Reply with nothing except the number of lines that contain the word "zastavena".

(Collected data)
↓

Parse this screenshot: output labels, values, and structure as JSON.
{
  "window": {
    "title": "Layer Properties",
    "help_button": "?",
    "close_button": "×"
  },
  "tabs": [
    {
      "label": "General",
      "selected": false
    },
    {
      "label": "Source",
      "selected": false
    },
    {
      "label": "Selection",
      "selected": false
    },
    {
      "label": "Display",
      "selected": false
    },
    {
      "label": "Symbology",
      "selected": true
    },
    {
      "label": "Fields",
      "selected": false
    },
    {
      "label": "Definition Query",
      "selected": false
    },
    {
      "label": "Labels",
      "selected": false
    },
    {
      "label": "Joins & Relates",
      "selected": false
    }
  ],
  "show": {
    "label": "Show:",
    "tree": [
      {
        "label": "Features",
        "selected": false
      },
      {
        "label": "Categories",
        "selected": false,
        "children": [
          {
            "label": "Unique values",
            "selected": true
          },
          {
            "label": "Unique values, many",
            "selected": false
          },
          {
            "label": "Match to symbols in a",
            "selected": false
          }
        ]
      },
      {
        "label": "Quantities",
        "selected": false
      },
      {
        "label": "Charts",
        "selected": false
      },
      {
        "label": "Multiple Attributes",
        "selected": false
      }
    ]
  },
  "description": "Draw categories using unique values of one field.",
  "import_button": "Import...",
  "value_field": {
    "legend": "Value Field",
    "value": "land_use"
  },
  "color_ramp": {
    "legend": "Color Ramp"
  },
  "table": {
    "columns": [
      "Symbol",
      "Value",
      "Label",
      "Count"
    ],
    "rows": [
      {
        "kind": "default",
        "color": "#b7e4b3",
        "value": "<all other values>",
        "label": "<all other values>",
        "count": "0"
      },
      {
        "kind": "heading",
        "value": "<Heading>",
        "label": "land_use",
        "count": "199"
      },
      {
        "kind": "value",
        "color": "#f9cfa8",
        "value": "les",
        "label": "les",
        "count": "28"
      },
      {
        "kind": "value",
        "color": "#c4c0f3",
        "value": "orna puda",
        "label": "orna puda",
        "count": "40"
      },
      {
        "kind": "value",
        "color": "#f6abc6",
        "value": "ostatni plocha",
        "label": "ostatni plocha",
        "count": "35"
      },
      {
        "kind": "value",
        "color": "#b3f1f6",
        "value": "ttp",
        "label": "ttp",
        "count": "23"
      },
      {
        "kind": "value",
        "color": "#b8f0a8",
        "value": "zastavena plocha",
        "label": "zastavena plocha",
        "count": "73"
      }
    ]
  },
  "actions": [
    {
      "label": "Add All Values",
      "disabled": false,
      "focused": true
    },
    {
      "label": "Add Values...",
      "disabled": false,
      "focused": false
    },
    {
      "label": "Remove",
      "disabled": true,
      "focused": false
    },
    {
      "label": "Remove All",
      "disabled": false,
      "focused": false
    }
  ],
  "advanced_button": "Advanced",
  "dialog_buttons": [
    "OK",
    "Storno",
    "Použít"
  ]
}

↑

§ **EXERCISE OUTPUT**
2